-- Instruction --
Write these lines out again, replacing every "y-tick-label" with "y-axis-tick" and changing nothing else. Leave the pictures out of your answer.

-- Dataset rows --
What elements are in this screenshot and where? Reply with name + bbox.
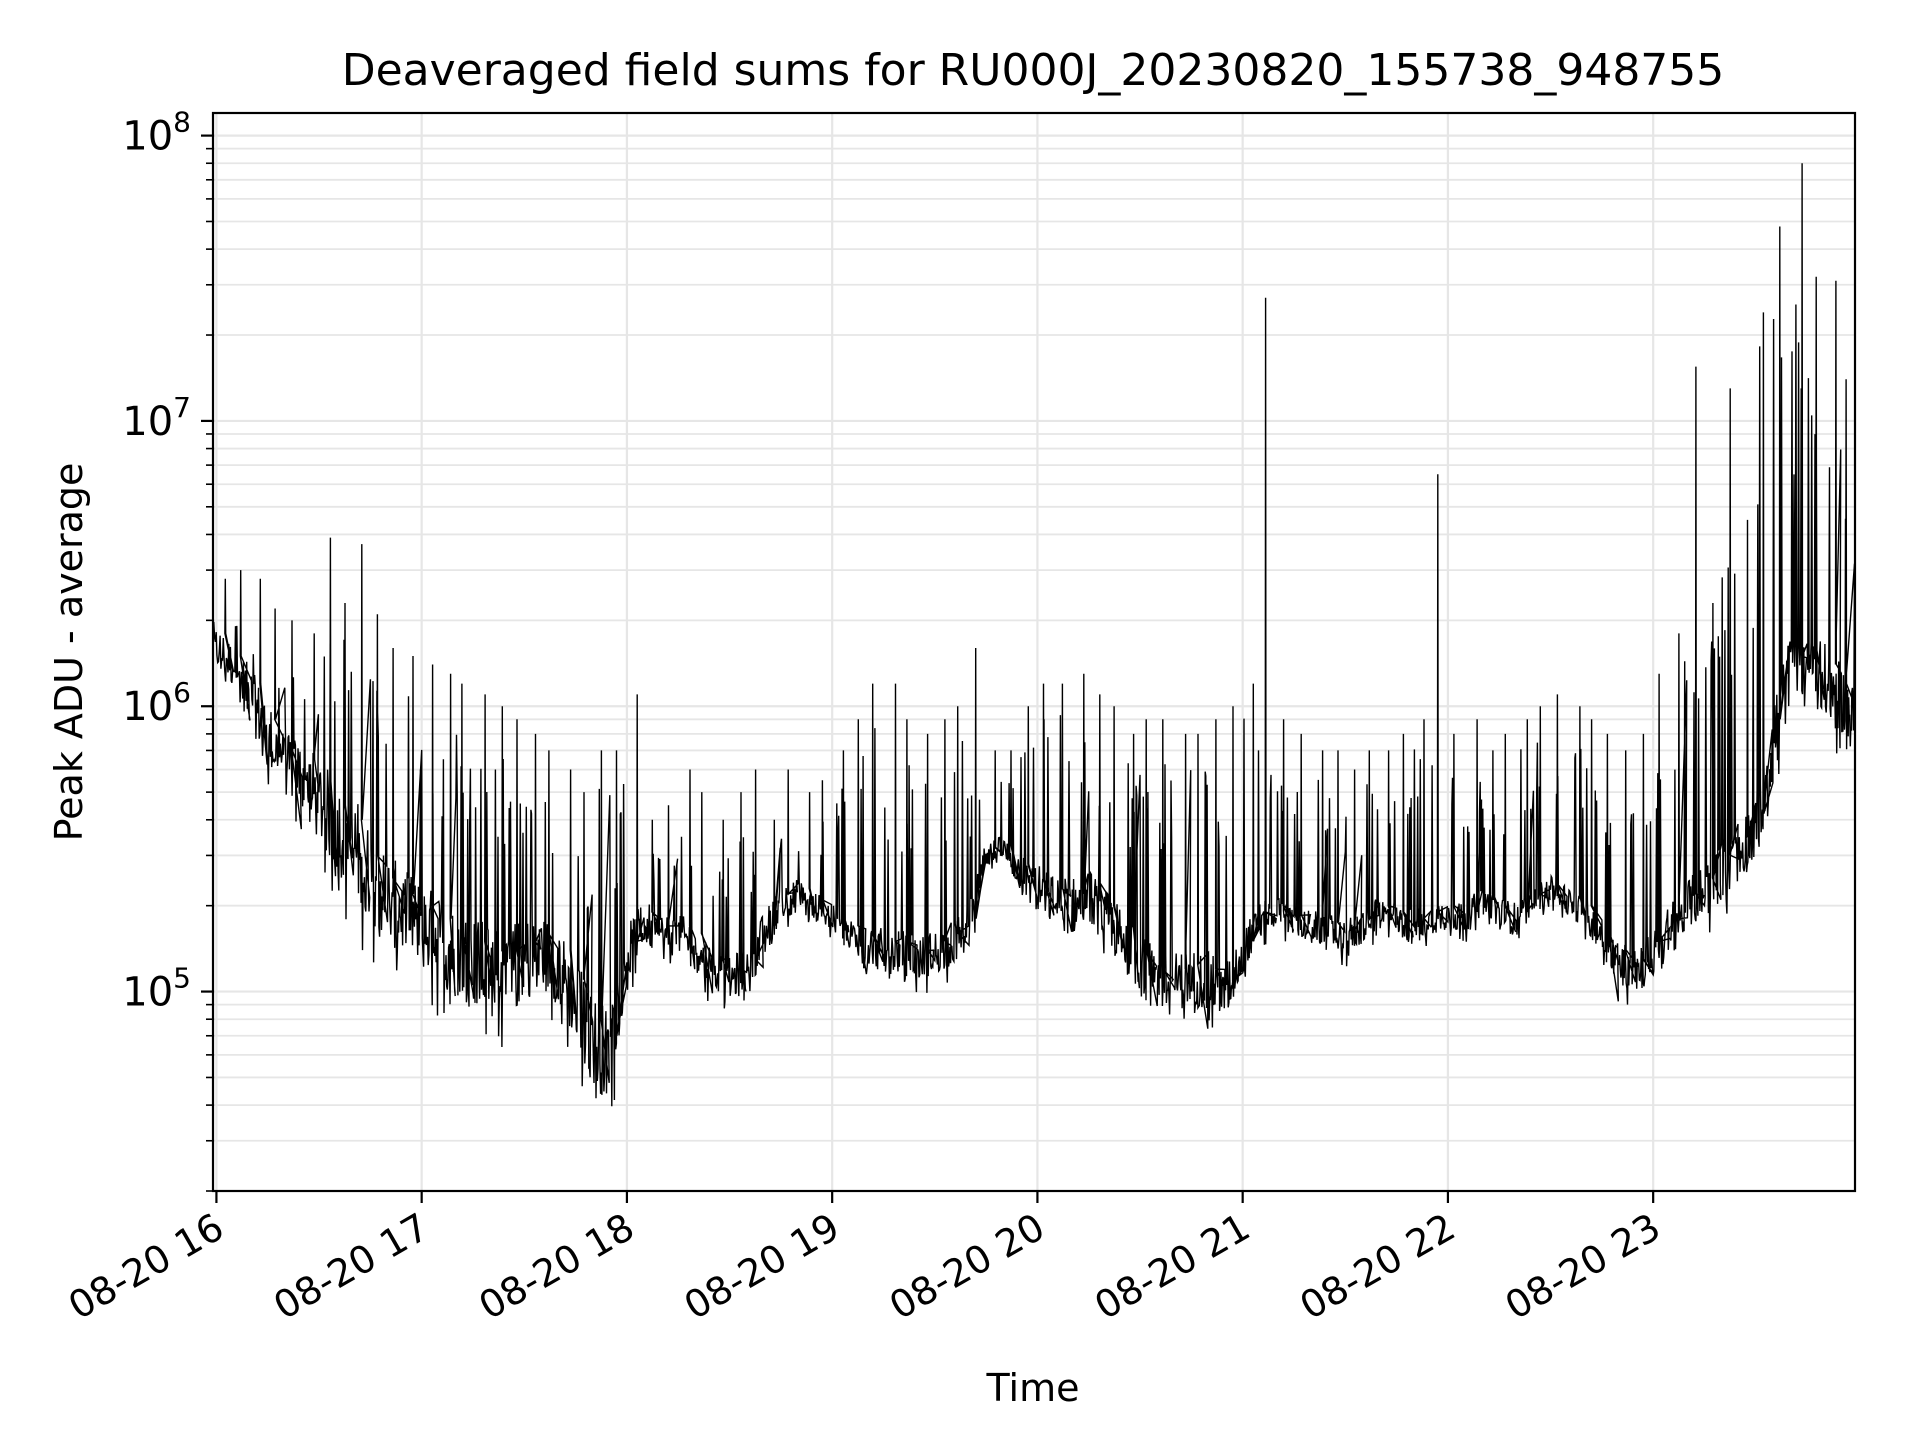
x-axis-label: Time <box>986 1366 1080 1410</box>
y-axis-label: Peak ADU - average <box>47 463 91 842</box>
data-series-line <box>212 163 1856 1107</box>
y-tick-label: 105 <box>122 962 191 1016</box>
y-tick-label: 108 <box>122 106 191 160</box>
y-tick-label: 107 <box>122 391 191 445</box>
plot-area-frame <box>211 111 1857 1193</box>
data-line-layer <box>212 163 1856 1107</box>
chart-title: Deaveraged field sums for RU000J_2023082… <box>342 45 1725 96</box>
y-tick-label: 106 <box>122 676 191 730</box>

-- Result of the exercise --
What elements are in this screenshot and where? Reply with name + bbox.
x-axis-label: Time <box>986 1366 1080 1410</box>
y-axis-label: Peak ADU - average <box>47 463 91 842</box>
data-series-line <box>212 163 1856 1107</box>
y-axis-tick: 105 <box>122 962 191 1016</box>
y-axis-tick: 108 <box>122 106 191 160</box>
y-axis-tick: 107 <box>122 391 191 445</box>
plot-area-frame <box>211 111 1857 1193</box>
data-line-layer <box>212 163 1856 1107</box>
chart-title: Deaveraged field sums for RU000J_2023082… <box>342 45 1725 96</box>
y-axis-tick: 106 <box>122 676 191 730</box>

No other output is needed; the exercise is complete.